[Dataset entries on figures]

_ _ _

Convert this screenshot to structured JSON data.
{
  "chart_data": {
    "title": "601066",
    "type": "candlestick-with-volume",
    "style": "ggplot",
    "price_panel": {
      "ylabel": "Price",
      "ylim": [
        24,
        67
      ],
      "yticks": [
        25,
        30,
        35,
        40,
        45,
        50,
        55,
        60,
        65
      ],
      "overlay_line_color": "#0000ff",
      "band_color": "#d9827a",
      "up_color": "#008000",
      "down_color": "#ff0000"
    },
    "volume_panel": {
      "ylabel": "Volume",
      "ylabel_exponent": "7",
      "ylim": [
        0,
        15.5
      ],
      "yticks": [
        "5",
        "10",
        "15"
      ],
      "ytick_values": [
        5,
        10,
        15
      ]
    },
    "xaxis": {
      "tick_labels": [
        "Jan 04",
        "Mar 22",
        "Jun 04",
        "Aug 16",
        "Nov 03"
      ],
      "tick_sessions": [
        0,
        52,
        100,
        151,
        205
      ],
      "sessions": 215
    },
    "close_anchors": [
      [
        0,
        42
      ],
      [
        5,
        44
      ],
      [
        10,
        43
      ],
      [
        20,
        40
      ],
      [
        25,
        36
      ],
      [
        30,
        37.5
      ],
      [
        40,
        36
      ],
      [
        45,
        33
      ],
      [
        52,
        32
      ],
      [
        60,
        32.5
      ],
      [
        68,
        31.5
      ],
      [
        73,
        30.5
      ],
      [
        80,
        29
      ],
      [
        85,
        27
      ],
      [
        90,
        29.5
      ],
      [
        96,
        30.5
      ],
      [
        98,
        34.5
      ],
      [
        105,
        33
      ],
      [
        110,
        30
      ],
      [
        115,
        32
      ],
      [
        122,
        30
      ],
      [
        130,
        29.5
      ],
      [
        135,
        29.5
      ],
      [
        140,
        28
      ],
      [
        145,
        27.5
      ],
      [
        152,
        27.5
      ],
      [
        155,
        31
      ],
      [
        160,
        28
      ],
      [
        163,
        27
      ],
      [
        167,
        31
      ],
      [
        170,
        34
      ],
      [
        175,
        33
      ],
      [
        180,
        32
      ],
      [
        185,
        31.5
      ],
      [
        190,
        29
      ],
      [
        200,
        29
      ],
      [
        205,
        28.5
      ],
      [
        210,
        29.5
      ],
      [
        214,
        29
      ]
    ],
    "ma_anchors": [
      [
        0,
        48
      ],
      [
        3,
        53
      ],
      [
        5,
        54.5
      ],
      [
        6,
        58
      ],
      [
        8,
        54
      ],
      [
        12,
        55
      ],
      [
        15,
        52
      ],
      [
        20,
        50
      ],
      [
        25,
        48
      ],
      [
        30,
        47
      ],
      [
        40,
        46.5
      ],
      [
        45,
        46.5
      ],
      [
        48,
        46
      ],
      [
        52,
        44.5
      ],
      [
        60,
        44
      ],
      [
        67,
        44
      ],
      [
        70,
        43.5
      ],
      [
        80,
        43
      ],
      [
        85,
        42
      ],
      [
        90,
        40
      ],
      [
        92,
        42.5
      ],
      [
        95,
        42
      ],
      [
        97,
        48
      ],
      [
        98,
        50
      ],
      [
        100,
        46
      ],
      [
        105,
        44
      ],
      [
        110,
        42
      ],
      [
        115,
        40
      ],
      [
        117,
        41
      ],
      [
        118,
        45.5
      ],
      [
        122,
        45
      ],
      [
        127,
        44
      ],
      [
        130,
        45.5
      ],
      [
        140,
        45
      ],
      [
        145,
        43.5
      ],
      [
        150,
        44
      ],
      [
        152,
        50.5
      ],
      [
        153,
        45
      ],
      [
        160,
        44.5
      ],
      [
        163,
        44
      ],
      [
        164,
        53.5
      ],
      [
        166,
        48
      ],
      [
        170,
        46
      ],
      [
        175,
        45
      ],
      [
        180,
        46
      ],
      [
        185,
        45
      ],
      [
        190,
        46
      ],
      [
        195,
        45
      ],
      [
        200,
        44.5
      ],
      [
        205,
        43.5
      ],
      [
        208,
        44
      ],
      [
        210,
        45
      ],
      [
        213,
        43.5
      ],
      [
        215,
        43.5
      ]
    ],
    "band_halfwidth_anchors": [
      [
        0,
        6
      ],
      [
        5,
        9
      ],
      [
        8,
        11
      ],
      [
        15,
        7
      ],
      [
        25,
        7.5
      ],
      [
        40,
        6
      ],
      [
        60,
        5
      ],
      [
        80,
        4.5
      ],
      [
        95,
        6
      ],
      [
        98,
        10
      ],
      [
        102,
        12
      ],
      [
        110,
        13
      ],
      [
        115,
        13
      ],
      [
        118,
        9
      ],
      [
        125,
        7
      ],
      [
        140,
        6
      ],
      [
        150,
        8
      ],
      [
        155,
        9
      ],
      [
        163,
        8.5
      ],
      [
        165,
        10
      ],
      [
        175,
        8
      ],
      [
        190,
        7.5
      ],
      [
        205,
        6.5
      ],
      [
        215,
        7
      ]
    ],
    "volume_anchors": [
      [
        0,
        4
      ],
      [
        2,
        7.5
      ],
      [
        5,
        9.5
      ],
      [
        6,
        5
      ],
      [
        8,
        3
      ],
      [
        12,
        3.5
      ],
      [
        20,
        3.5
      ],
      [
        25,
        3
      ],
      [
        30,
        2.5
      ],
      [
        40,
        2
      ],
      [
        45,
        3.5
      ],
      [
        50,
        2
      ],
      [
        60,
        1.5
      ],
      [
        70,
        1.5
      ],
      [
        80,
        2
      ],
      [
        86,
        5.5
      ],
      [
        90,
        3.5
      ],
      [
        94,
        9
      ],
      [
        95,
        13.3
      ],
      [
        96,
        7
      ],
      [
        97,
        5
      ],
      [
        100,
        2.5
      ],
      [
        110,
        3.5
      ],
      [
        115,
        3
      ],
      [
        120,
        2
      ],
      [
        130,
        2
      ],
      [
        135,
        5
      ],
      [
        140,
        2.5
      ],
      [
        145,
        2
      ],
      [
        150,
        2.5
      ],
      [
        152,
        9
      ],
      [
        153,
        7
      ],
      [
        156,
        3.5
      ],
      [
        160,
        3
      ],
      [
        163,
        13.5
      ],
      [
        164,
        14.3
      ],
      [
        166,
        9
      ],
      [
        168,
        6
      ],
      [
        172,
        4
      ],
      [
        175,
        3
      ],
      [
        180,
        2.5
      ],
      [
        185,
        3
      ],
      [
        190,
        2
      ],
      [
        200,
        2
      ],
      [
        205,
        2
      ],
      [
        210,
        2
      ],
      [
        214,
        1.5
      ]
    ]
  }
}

_ _ _

▶ [Given instruction]: Copy out each line exactly as written.

▶ [Result of this exercise]:
Convert this screenshot to structured JSON data.
{
  "chart_data": {
    "title": "601066",
    "type": "candlestick-with-volume",
    "style": "ggplot",
    "price_panel": {
      "ylabel": "Price",
      "ylim": [
        24,
        67
      ],
      "yticks": [
        25,
        30,
        35,
        40,
        45,
        50,
        55,
        60,
        65
      ],
      "overlay_line_color": "#0000ff",
      "band_color": "#d9827a",
      "up_color": "#008000",
      "down_color": "#ff0000"
    },
    "volume_panel": {
      "ylabel": "Volume",
      "ylabel_exponent": "7",
      "ylim": [
        0,
        15.5
      ],
      "yticks": [
        "5",
        "10",
        "15"
      ],
      "ytick_values": [
        5,
        10,
        15
      ]
    },
    "xaxis": {
      "tick_labels": [
        "Jan 04",
        "Mar 22",
        "Jun 04",
        "Aug 16",
        "Nov 03"
      ],
      "tick_sessions": [
        0,
        52,
        100,
        151,
        205
      ],
      "sessions": 215
    },
    "close_anchors": [
      [
        0,
        42
      ],
      [
        5,
        44
      ],
      [
        10,
        43
      ],
      [
        20,
        40
      ],
      [
        25,
        36
      ],
      [
        30,
        37.5
      ],
      [
        40,
        36
      ],
      [
        45,
        33
      ],
      [
        52,
        32
      ],
      [
        60,
        32.5
      ],
      [
        68,
        31.5
      ],
      [
        73,
        30.5
      ],
      [
        80,
        29
      ],
      [
        85,
        27
      ],
      [
        90,
        29.5
      ],
      [
        96,
        30.5
      ],
      [
        98,
        34.5
      ],
      [
        105,
        33
      ],
      [
        110,
        30
      ],
      [
        115,
        32
      ],
      [
        122,
        30
      ],
      [
        130,
        29.5
      ],
      [
        135,
        29.5
      ],
      [
        140,
        28
      ],
      [
        145,
        27.5
      ],
      [
        152,
        27.5
      ],
      [
        155,
        31
      ],
      [
        160,
        28
      ],
      [
        163,
        27
      ],
      [
        167,
        31
      ],
      [
        170,
        34
      ],
      [
        175,
        33
      ],
      [
        180,
        32
      ],
      [
        185,
        31.5
      ],
      [
        190,
        29
      ],
      [
        200,
        29
      ],
      [
        205,
        28.5
      ],
      [
        210,
        29.5
      ],
      [
        214,
        29
      ]
    ],
    "ma_anchors": [
      [
        0,
        48
      ],
      [
        3,
        53
      ],
      [
        5,
        54.5
      ],
      [
        6,
        58
      ],
      [
        8,
        54
      ],
      [
        12,
        55
      ],
      [
        15,
        52
      ],
      [
        20,
        50
      ],
      [
        25,
        48
      ],
      [
        30,
        47
      ],
      [
        40,
        46.5
      ],
      [
        45,
        46.5
      ],
      [
        48,
        46
      ],
      [
        52,
        44.5
      ],
      [
        60,
        44
      ],
      [
        67,
        44
      ],
      [
        70,
        43.5
      ],
      [
        80,
        43
      ],
      [
        85,
        42
      ],
      [
        90,
        40
      ],
      [
        92,
        42.5
      ],
      [
        95,
        42
      ],
      [
        97,
        48
      ],
      [
        98,
        50
      ],
      [
        100,
        46
      ],
      [
        105,
        44
      ],
      [
        110,
        42
      ],
      [
        115,
        40
      ],
      [
        117,
        41
      ],
      [
        118,
        45.5
      ],
      [
        122,
        45
      ],
      [
        127,
        44
      ],
      [
        130,
        45.5
      ],
      [
        140,
        45
      ],
      [
        145,
        43.5
      ],
      [
        150,
        44
      ],
      [
        152,
        50.5
      ],
      [
        153,
        45
      ],
      [
        160,
        44.5
      ],
      [
        163,
        44
      ],
      [
        164,
        53.5
      ],
      [
        166,
        48
      ],
      [
        170,
        46
      ],
      [
        175,
        45
      ],
      [
        180,
        46
      ],
      [
        185,
        45
      ],
      [
        190,
        46
      ],
      [
        195,
        45
      ],
      [
        200,
        44.5
      ],
      [
        205,
        43.5
      ],
      [
        208,
        44
      ],
      [
        210,
        45
      ],
      [
        213,
        43.5
      ],
      [
        215,
        43.5
      ]
    ],
    "band_halfwidth_anchors": [
      [
        0,
        6
      ],
      [
        5,
        9
      ],
      [
        8,
        11
      ],
      [
        15,
        7
      ],
      [
        25,
        7.5
      ],
      [
        40,
        6
      ],
      [
        60,
        5
      ],
      [
        80,
        4.5
      ],
      [
        95,
        6
      ],
      [
        98,
        10
      ],
      [
        102,
        12
      ],
      [
        110,
        13
      ],
      [
        115,
        13
      ],
      [
        118,
        9
      ],
      [
        125,
        7
      ],
      [
        140,
        6
      ],
      [
        150,
        8
      ],
      [
        155,
        9
      ],
      [
        163,
        8.5
      ],
      [
        165,
        10
      ],
      [
        175,
        8
      ],
      [
        190,
        7.5
      ],
      [
        205,
        6.5
      ],
      [
        215,
        7
      ]
    ],
    "volume_anchors": [
      [
        0,
        4
      ],
      [
        2,
        7.5
      ],
      [
        5,
        9.5
      ],
      [
        6,
        5
      ],
      [
        8,
        3
      ],
      [
        12,
        3.5
      ],
      [
        20,
        3.5
      ],
      [
        25,
        3
      ],
      [
        30,
        2.5
      ],
      [
        40,
        2
      ],
      [
        45,
        3.5
      ],
      [
        50,
        2
      ],
      [
        60,
        1.5
      ],
      [
        70,
        1.5
      ],
      [
        80,
        2
      ],
      [
        86,
        5.5
      ],
      [
        90,
        3.5
      ],
      [
        94,
        9
      ],
      [
        95,
        13.3
      ],
      [
        96,
        7
      ],
      [
        97,
        5
      ],
      [
        100,
        2.5
      ],
      [
        110,
        3.5
      ],
      [
        115,
        3
      ],
      [
        120,
        2
      ],
      [
        130,
        2
      ],
      [
        135,
        5
      ],
      [
        140,
        2.5
      ],
      [
        145,
        2
      ],
      [
        150,
        2.5
      ],
      [
        152,
        9
      ],
      [
        153,
        7
      ],
      [
        156,
        3.5
      ],
      [
        160,
        3
      ],
      [
        163,
        13.5
      ],
      [
        164,
        14.3
      ],
      [
        166,
        9
      ],
      [
        168,
        6
      ],
      [
        172,
        4
      ],
      [
        175,
        3
      ],
      [
        180,
        2.5
      ],
      [
        185,
        3
      ],
      [
        190,
        2
      ],
      [
        200,
        2
      ],
      [
        205,
        2
      ],
      [
        210,
        2
      ],
      [
        214,
        1.5
      ]
    ]
  }
}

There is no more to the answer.